◆ JOB: The records should be repeated word for word, pictures excluded.

[Dataset records]
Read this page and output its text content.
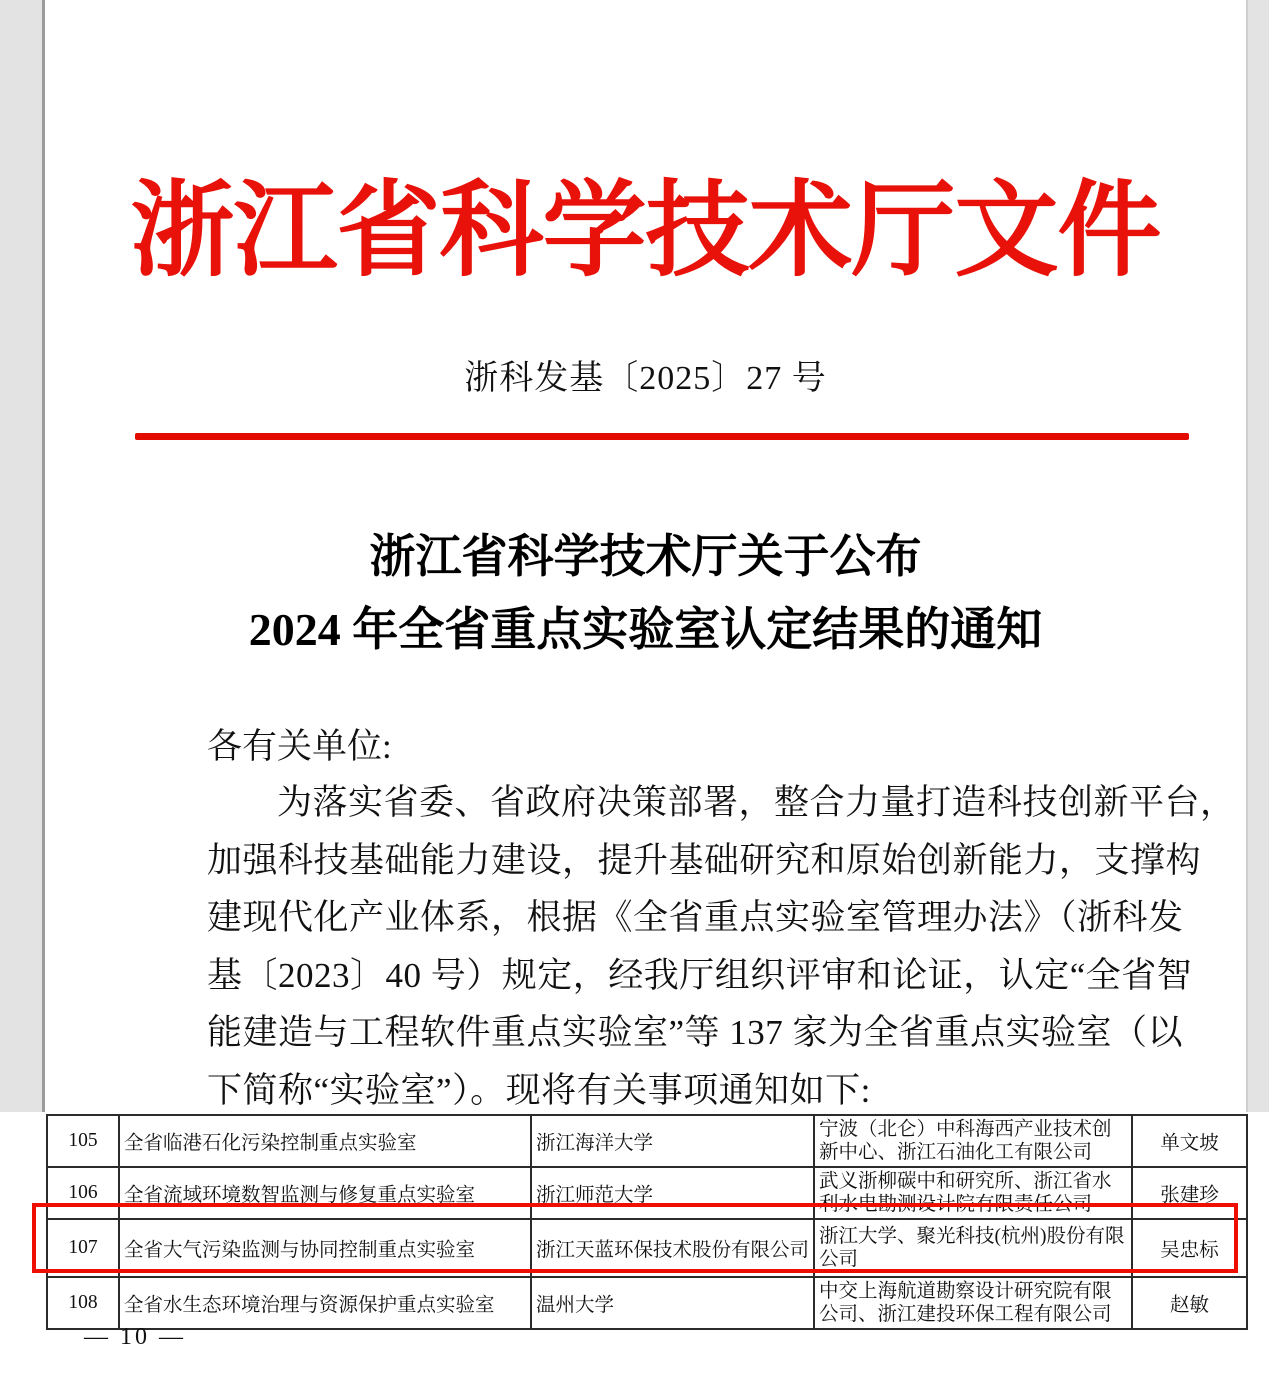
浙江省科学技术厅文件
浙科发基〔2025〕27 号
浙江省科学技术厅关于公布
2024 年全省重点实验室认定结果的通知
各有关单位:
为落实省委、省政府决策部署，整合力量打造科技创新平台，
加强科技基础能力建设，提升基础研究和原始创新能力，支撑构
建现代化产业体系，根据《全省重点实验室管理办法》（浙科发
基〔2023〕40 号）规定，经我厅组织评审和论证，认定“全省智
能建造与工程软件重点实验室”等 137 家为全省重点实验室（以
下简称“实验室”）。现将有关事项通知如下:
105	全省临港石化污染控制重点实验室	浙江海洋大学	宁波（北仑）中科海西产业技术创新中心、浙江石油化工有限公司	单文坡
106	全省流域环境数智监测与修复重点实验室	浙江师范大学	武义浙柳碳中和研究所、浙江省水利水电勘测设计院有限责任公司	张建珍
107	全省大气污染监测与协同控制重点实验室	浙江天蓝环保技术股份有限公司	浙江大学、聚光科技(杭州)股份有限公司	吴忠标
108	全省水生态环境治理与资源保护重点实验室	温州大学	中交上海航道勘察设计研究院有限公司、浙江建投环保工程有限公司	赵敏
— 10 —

◆ OUTPUT OF THE EXERCISE:
Read this page and output its text content.
浙江省科学技术厅文件
浙科发基〔2025〕27 号
浙江省科学技术厅关于公布
2024 年全省重点实验室认定结果的通知
各有关单位:
为落实省委、省政府决策部署，整合力量打造科技创新平台，
加强科技基础能力建设，提升基础研究和原始创新能力，支撑构
建现代化产业体系，根据《全省重点实验室管理办法》（浙科发
基〔2023〕40 号）规定，经我厅组织评审和论证，认定“全省智
能建造与工程软件重点实验室”等 137 家为全省重点实验室（以
下简称“实验室”）。现将有关事项通知如下:
105	全省临港石化污染控制重点实验室	浙江海洋大学	宁波（北仑）中科海西产业技术创新中心、浙江石油化工有限公司	单文坡
106	全省流域环境数智监测与修复重点实验室	浙江师范大学	武义浙柳碳中和研究所、浙江省水利水电勘测设计院有限责任公司	张建珍
107	全省大气污染监测与协同控制重点实验室	浙江天蓝环保技术股份有限公司	浙江大学、聚光科技(杭州)股份有限公司	吴忠标
108	全省水生态环境治理与资源保护重点实验室	温州大学	中交上海航道勘察设计研究院有限公司、浙江建投环保工程有限公司	赵敏
— 10 —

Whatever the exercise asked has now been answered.